▶ _THE REQUEST_
Provide the records once more, identical to the original.

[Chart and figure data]
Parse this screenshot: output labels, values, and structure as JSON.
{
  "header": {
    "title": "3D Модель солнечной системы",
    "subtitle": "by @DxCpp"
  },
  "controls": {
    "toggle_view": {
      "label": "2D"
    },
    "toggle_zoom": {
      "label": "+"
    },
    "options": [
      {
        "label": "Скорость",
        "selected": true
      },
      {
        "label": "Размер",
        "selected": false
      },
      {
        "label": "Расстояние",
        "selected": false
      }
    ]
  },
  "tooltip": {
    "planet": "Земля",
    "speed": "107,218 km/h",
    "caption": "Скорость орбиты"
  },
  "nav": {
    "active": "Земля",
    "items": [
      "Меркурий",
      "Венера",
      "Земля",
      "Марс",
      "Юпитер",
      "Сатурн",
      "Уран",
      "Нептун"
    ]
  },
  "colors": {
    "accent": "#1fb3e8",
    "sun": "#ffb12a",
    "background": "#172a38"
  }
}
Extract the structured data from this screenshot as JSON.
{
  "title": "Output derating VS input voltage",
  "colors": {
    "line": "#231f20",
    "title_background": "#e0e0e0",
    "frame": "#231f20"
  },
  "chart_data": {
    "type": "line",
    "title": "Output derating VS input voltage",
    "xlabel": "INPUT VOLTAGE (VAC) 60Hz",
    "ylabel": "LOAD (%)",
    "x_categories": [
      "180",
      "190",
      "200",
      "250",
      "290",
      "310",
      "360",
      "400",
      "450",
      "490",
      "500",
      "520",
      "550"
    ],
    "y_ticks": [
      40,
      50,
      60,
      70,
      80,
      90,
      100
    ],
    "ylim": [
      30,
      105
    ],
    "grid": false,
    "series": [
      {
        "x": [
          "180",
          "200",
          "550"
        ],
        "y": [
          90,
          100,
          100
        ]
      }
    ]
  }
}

▶ _CORRECT RESULT_
Parse this screenshot: output labels, values, and structure as JSON.
{
  "header": {
    "title": "3D Модель солнечной системы",
    "subtitle": "by @DxCpp"
  },
  "controls": {
    "toggle_view": {
      "label": "2D"
    },
    "toggle_zoom": {
      "label": "+"
    },
    "options": [
      {
        "label": "Скорость",
        "selected": true
      },
      {
        "label": "Размер",
        "selected": false
      },
      {
        "label": "Расстояние",
        "selected": false
      }
    ]
  },
  "tooltip": {
    "planet": "Земля",
    "speed": "107,218 km/h",
    "caption": "Скорость орбиты"
  },
  "nav": {
    "active": "Земля",
    "items": [
      "Меркурий",
      "Венера",
      "Земля",
      "Марс",
      "Юпитер",
      "Сатурн",
      "Уран",
      "Нептун"
    ]
  },
  "colors": {
    "accent": "#1fb3e8",
    "sun": "#ffb12a",
    "background": "#172a38"
  }
}
Extract the structured data from this screenshot as JSON.
{
  "title": "Output derating VS input voltage",
  "colors": {
    "line": "#231f20",
    "title_background": "#e0e0e0",
    "frame": "#231f20"
  },
  "chart_data": {
    "type": "line",
    "title": "Output derating VS input voltage",
    "xlabel": "INPUT VOLTAGE (VAC) 60Hz",
    "ylabel": "LOAD (%)",
    "x_categories": [
      "180",
      "190",
      "200",
      "250",
      "290",
      "310",
      "360",
      "400",
      "450",
      "490",
      "500",
      "520",
      "550"
    ],
    "y_ticks": [
      40,
      50,
      60,
      70,
      80,
      90,
      100
    ],
    "ylim": [
      30,
      105
    ],
    "grid": false,
    "series": [
      {
        "x": [
          "180",
          "200",
          "550"
        ],
        "y": [
          90,
          100,
          100
        ]
      }
    ]
  }
}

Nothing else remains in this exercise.